**SHORT TASK:**
Skip the images and copy each record exactly as written.

**THE INPUT:**
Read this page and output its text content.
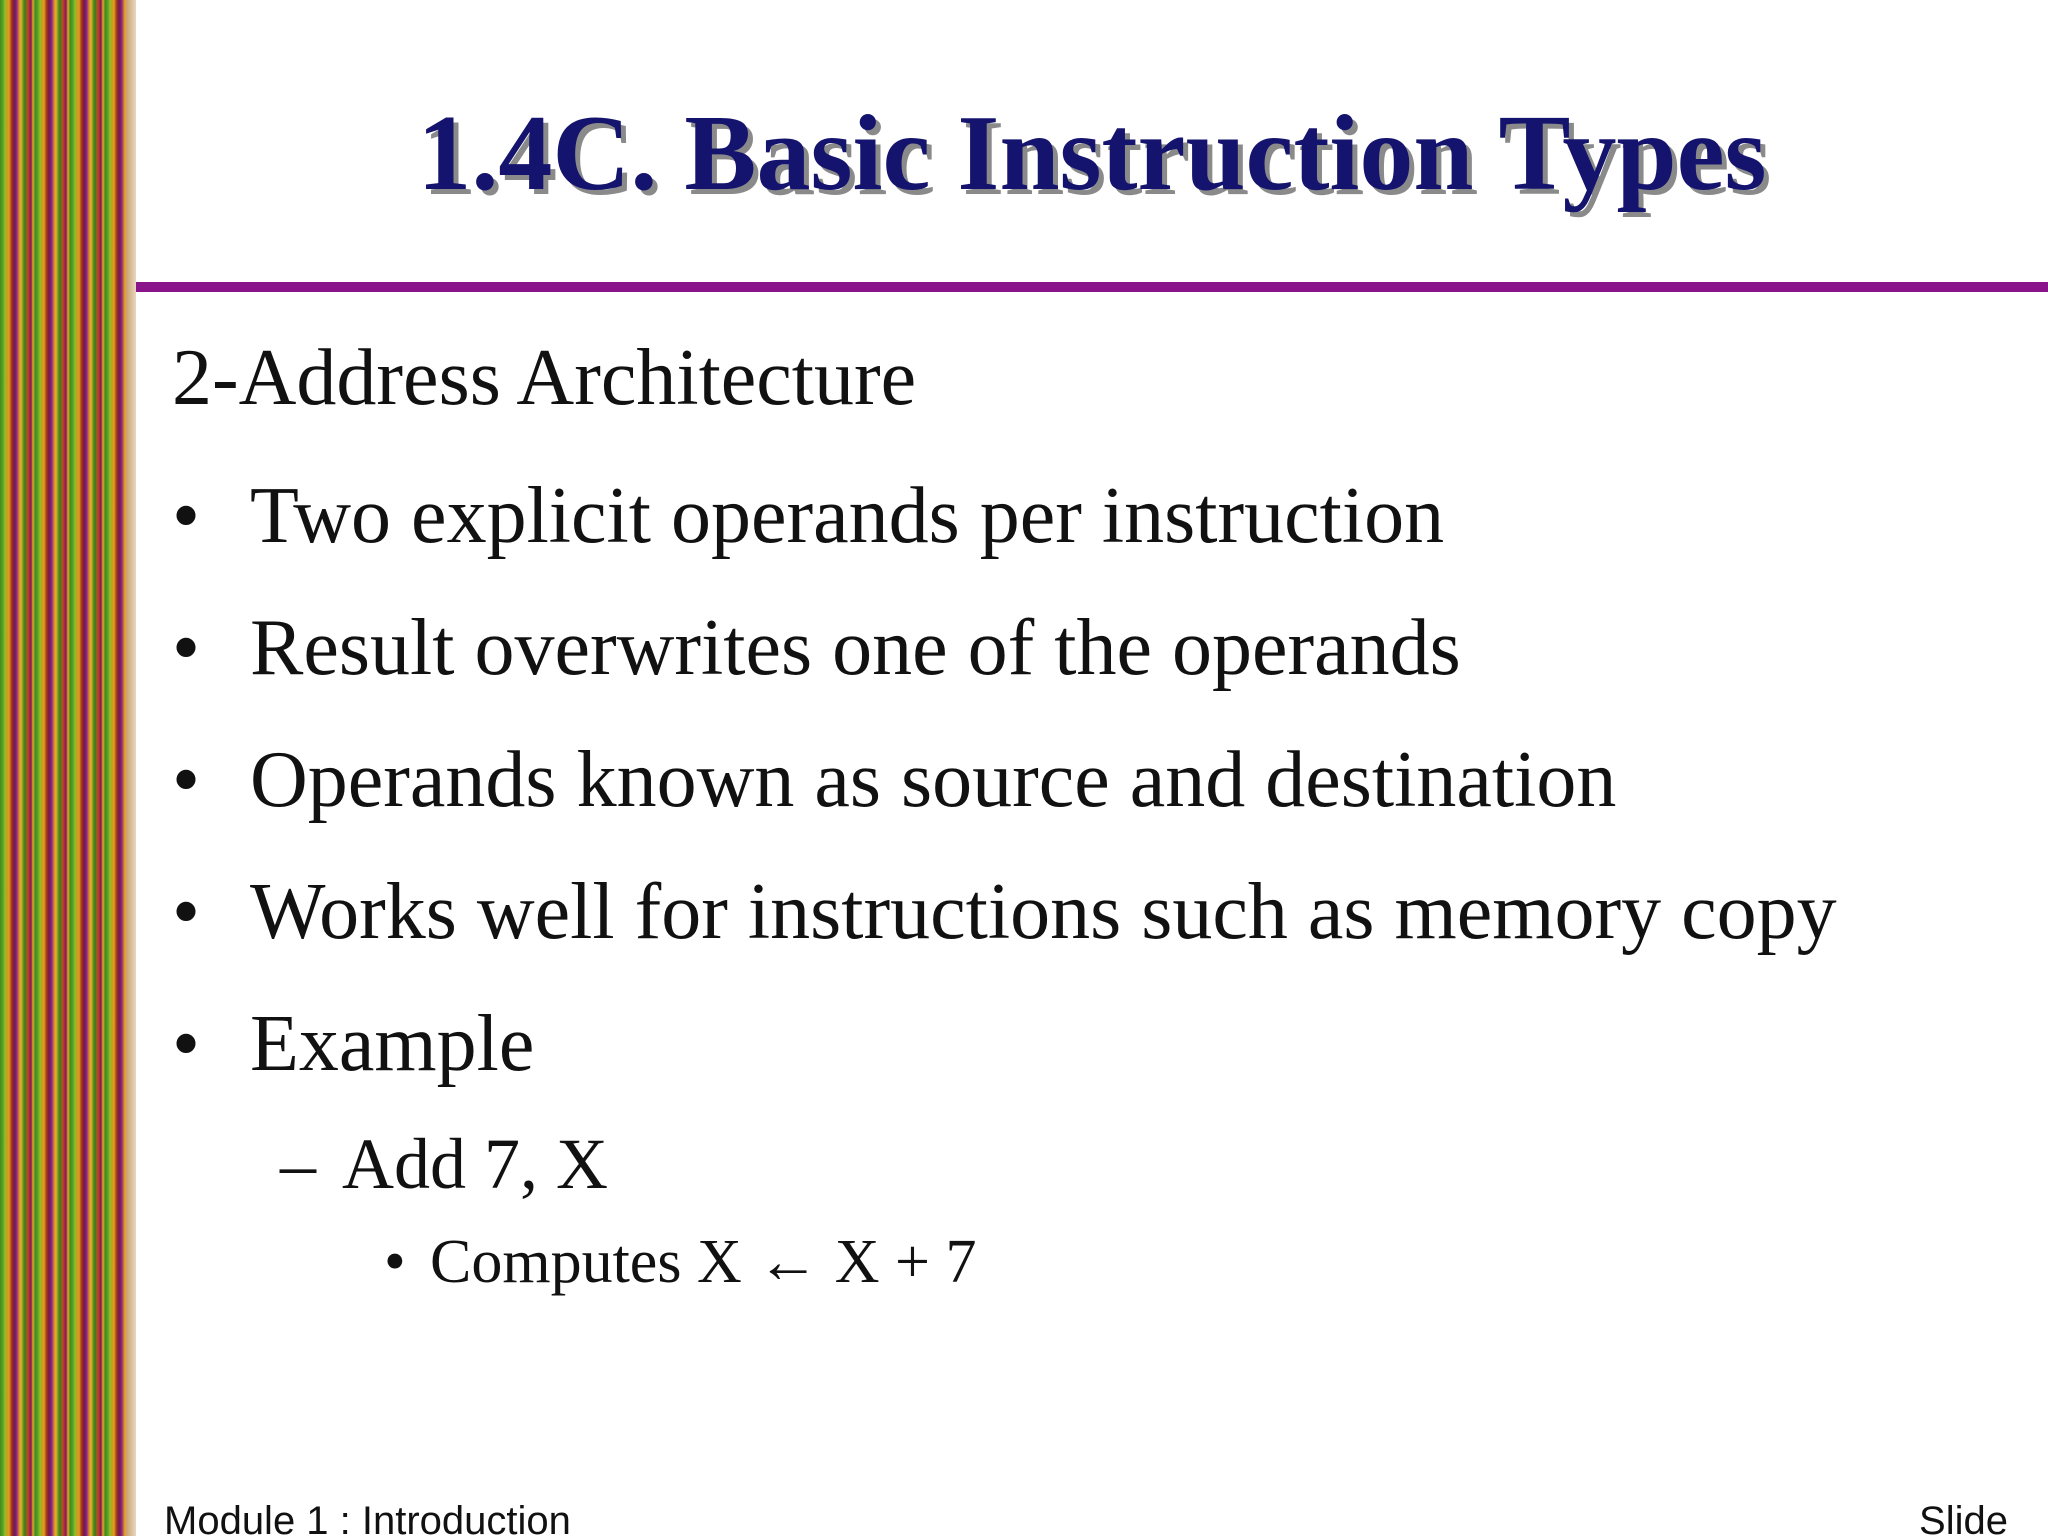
1.4C. Basic Instruction Types
2-Address Architecture
• Two explicit operands per instruction
• Result overwrites one of the operands
• Operands known as source and destination
• Works well for instructions such as memory copy
• Example
– Add 7, X
• Computes X ← X + 7
Module 1 : Introduction	Slide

**FULL RESPONSE:**
Read this page and output its text content.
1.4C. Basic Instruction Types
2-Address Architecture
• Two explicit operands per instruction
• Result overwrites one of the operands
• Operands known as source and destination
• Works well for instructions such as memory copy
• Example
– Add 7, X
• Computes X ← X + 7
Module 1 : Introduction	Slide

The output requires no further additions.